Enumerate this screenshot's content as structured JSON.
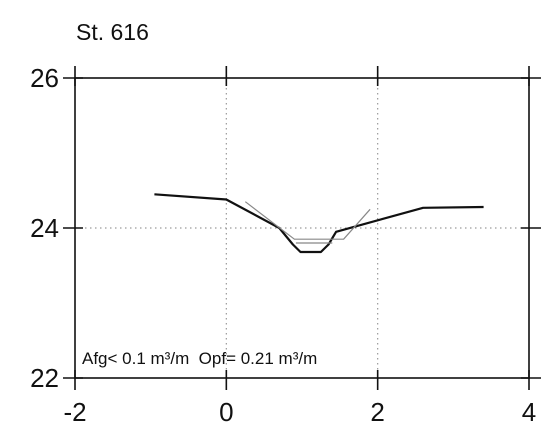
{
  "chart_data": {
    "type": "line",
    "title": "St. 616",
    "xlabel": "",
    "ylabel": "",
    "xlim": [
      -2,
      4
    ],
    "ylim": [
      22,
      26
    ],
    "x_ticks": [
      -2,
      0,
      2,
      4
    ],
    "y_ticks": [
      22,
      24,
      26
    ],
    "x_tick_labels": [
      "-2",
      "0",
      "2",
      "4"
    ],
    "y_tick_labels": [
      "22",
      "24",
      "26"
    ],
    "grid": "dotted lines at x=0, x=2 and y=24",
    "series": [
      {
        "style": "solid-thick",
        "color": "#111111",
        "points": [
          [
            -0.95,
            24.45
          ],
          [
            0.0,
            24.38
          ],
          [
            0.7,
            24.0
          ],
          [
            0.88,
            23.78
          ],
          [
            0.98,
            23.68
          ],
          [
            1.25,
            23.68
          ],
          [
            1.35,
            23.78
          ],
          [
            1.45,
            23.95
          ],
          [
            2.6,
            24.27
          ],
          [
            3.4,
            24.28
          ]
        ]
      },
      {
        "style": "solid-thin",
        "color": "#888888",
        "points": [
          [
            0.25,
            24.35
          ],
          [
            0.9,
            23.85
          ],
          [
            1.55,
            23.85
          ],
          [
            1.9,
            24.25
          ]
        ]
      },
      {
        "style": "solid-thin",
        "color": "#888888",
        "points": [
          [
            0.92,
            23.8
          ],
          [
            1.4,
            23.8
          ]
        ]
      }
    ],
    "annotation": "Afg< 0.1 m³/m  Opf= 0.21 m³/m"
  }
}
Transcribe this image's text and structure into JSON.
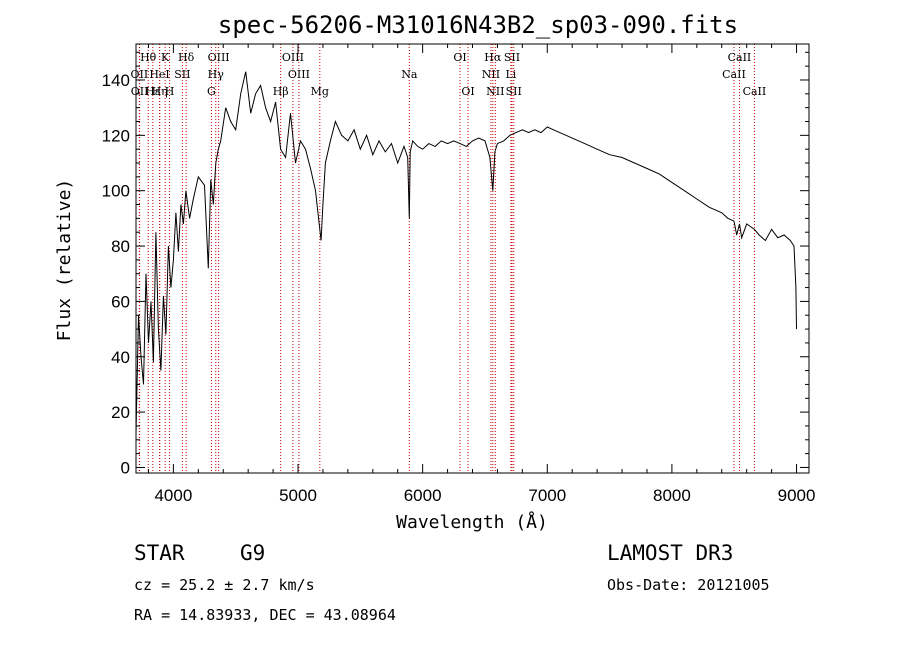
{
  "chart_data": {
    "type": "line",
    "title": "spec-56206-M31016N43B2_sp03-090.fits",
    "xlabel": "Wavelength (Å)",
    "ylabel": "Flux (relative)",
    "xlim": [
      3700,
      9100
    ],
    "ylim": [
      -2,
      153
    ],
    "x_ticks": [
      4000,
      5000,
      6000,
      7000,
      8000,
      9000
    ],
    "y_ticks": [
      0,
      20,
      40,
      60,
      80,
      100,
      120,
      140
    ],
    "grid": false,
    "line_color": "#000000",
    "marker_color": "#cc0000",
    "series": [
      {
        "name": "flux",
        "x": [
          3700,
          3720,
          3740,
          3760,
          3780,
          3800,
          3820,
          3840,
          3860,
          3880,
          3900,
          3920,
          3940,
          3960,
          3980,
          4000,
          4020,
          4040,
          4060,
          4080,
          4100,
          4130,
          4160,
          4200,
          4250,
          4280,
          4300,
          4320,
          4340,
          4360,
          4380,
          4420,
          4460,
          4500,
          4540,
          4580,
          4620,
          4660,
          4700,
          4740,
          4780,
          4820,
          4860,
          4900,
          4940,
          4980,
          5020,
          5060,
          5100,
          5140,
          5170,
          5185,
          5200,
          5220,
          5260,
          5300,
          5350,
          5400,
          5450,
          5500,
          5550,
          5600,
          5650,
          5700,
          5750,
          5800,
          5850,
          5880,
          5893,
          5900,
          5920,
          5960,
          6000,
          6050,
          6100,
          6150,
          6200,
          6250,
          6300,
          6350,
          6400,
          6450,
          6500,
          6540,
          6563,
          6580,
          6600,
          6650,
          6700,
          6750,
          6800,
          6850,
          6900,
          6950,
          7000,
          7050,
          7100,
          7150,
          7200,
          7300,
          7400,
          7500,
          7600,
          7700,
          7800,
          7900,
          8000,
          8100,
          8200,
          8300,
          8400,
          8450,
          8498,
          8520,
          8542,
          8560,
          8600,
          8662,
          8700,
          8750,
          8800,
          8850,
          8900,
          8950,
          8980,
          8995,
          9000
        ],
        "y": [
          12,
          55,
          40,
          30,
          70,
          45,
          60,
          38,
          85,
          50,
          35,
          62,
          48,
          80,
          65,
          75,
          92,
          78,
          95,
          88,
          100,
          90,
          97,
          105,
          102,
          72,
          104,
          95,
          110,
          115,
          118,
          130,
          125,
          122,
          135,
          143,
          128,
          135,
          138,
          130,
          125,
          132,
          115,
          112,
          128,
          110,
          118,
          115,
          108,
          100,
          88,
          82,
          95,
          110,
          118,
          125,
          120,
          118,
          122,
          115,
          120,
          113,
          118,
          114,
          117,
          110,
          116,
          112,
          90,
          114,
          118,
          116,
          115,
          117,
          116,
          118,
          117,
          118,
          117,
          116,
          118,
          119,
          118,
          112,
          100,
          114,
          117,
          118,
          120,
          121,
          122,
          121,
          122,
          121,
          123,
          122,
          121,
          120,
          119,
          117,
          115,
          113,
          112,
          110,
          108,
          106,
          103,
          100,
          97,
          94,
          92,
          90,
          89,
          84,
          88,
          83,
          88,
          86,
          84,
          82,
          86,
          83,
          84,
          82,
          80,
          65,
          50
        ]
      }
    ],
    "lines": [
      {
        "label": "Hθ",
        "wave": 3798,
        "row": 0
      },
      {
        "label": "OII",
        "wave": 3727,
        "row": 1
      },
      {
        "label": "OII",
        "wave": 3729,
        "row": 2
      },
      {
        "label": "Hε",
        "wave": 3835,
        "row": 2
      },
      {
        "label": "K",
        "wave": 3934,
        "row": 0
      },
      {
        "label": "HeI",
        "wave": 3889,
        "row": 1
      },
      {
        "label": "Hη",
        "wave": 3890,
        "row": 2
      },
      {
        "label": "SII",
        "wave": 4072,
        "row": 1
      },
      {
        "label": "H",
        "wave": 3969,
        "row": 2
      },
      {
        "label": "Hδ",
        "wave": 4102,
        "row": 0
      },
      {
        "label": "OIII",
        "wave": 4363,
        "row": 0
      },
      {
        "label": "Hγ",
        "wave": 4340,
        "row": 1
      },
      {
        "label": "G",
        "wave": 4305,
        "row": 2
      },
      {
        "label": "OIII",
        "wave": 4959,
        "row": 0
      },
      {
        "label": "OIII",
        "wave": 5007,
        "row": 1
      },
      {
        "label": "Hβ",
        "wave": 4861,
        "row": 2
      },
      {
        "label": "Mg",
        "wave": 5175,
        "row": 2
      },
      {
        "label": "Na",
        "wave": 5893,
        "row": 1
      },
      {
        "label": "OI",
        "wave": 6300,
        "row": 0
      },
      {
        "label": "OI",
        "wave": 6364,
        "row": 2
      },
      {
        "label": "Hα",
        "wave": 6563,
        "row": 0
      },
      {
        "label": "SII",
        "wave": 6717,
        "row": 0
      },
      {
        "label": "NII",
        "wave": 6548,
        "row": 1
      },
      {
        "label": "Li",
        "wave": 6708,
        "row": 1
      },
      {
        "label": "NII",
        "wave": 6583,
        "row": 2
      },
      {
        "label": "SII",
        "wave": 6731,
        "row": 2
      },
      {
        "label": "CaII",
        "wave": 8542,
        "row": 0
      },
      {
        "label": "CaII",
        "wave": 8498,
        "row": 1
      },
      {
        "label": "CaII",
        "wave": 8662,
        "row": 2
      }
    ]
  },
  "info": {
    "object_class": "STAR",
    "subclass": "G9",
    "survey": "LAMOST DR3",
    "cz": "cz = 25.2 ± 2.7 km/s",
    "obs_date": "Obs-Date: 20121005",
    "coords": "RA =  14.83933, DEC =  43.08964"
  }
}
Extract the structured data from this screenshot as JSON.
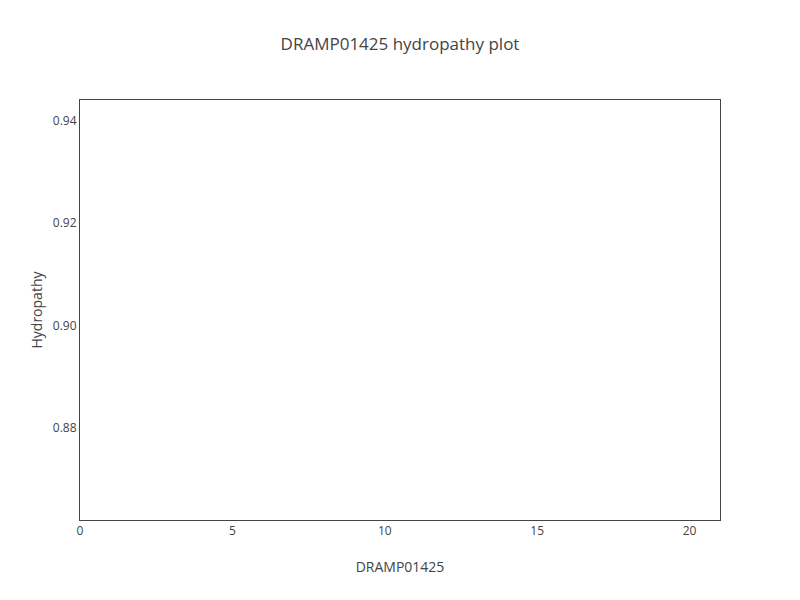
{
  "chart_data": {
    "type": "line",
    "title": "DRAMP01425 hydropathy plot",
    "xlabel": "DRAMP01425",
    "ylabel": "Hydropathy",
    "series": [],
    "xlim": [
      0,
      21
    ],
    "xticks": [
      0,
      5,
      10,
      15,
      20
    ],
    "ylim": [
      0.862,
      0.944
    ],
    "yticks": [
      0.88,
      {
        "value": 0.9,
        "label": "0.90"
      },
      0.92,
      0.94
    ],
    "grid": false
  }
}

——————

**What needs to be done:** Check every line of the data, and copy the ones that contain "lines".

**Right answer:**
    "grid": "dotted lines at x=0, x=2 and y=24",
    "lines": [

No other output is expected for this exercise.